Task description: In the text about Pittsburgh's Bet Tikvah congregation, what is one reason given for some members joining a second congregation?

Page text:
☆ ☆ ☆ ☆ ☆
But whether the inclusion efforts of mainstream congregations are enough to meet the needs of Pittsburgh’s Jewish queer community remains to be scene.
Since 1988, Pittsburgh has been home to Bet Tikvah, a “welcoming, queer-centric, independent minyan,” according to its tagline. The congregation — which began with just a few people meeting at various locations around the city — has been holding its monthly erev Shabbat and holiday services in space has leased from Rodef Shalom since 1994.
Bet Tikvah’s membership has held steady at about 40 member families for the past couple years, said Deb Polk, who is a member of both Bet Tikvah and Rodef Shalom. Polk does not see many members leaving Bet Tikvah to join inclusive mainstream congregations, although several have dual memberships.
Some Bet Tikvah members join a second congregation, she said, for reasons such as religious school for their children, which Bet Tikvah does not offer.
☆ ☆ ☆ ☆ ☆
[Dataset records]

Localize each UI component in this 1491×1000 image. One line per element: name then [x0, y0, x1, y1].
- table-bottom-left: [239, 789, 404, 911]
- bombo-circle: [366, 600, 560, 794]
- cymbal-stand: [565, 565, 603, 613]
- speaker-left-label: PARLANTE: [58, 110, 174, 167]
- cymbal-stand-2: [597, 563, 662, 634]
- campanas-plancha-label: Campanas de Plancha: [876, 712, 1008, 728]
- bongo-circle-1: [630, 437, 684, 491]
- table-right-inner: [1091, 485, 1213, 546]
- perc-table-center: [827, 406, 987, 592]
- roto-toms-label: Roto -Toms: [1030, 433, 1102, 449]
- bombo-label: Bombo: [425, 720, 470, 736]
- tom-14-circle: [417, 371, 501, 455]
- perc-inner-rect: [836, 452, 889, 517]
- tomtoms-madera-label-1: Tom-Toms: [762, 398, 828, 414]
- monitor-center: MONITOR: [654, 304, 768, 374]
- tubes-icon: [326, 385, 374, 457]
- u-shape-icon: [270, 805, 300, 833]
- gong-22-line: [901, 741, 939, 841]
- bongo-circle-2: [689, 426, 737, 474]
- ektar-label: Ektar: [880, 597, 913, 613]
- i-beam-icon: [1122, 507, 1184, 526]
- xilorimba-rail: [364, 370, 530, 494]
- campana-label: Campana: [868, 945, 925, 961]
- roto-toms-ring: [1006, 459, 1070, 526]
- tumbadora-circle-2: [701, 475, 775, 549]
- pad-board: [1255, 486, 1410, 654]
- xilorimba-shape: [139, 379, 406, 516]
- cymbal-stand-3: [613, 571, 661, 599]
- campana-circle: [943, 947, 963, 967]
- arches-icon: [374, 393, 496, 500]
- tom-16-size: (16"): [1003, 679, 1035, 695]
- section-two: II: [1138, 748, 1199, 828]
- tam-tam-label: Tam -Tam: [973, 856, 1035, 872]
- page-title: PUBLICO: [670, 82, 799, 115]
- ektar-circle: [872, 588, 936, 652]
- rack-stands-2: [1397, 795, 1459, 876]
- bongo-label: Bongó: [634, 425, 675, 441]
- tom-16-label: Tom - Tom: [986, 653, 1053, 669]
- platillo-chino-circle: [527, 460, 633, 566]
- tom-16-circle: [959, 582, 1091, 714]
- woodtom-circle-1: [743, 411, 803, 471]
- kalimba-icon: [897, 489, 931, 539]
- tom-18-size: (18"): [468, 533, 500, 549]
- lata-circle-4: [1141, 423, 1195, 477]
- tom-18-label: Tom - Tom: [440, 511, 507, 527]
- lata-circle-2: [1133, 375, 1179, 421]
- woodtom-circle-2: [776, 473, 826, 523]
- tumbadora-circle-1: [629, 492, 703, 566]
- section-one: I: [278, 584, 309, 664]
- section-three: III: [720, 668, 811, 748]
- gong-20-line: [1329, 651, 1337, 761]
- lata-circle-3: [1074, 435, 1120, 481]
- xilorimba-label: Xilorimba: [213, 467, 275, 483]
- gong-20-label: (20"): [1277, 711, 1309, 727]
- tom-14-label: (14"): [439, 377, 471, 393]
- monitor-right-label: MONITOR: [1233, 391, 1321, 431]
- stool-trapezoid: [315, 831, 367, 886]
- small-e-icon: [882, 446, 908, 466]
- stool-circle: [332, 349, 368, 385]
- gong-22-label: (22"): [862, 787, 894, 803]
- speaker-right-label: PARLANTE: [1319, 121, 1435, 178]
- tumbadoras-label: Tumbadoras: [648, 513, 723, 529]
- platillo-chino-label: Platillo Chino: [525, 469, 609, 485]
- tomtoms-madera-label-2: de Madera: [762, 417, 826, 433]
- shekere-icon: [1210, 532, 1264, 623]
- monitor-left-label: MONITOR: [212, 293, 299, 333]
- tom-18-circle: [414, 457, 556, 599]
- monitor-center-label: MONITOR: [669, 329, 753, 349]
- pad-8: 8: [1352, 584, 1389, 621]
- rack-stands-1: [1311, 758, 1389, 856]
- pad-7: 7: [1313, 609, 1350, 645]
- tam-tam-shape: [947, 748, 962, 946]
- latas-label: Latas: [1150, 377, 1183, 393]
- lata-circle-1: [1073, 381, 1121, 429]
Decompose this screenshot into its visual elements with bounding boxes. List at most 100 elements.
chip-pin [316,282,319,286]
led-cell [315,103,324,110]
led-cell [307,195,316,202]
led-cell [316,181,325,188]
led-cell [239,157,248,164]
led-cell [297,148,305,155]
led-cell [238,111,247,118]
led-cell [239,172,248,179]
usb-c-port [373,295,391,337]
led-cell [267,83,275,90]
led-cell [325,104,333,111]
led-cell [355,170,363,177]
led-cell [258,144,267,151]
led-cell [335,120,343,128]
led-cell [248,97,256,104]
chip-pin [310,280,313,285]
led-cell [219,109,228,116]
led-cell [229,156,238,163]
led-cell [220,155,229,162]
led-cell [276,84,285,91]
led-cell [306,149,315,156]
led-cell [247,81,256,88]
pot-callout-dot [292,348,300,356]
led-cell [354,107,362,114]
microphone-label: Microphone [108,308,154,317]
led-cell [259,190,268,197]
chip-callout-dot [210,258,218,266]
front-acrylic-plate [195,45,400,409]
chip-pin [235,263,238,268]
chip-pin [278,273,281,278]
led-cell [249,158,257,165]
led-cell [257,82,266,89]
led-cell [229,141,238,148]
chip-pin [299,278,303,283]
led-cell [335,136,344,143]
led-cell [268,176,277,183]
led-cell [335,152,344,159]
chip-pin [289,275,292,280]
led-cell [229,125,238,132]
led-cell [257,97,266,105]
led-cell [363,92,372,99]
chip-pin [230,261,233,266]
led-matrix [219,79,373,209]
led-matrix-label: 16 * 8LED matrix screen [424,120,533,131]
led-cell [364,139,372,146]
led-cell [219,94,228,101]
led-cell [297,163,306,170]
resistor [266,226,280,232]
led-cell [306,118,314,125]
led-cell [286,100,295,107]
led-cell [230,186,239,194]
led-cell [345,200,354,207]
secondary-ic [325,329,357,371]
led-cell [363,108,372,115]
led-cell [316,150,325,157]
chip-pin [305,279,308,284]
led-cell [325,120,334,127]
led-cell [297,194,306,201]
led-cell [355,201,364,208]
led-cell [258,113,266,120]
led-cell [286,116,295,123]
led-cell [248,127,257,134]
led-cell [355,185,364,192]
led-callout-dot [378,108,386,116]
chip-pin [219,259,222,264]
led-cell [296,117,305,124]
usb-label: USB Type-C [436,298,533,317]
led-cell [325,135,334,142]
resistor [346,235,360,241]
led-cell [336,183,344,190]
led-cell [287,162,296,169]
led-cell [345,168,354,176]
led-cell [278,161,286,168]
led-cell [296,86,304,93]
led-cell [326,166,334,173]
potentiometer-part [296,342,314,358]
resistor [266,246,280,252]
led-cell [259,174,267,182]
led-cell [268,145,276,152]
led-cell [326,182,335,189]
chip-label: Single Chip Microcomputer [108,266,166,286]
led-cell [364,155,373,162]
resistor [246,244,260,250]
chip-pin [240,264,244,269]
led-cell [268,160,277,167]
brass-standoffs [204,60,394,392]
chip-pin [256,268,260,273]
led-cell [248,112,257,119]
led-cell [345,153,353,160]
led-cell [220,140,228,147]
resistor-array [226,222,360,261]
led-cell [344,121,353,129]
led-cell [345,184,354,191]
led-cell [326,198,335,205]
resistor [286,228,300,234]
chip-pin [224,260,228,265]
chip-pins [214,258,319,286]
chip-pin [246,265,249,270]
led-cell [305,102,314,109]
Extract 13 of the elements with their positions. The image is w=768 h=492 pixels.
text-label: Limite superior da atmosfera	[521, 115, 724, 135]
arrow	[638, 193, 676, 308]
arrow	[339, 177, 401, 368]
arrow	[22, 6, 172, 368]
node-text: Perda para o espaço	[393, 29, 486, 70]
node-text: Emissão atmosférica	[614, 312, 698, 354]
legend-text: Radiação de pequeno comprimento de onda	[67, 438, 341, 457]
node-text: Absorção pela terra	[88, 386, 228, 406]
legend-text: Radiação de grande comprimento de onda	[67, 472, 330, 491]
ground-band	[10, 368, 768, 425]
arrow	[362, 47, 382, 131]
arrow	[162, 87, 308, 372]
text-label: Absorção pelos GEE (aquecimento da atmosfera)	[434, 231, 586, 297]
☆ ☆ ☆ ☆ ☆
Response: Religious school for their children, which Bet Tikvah does not offer.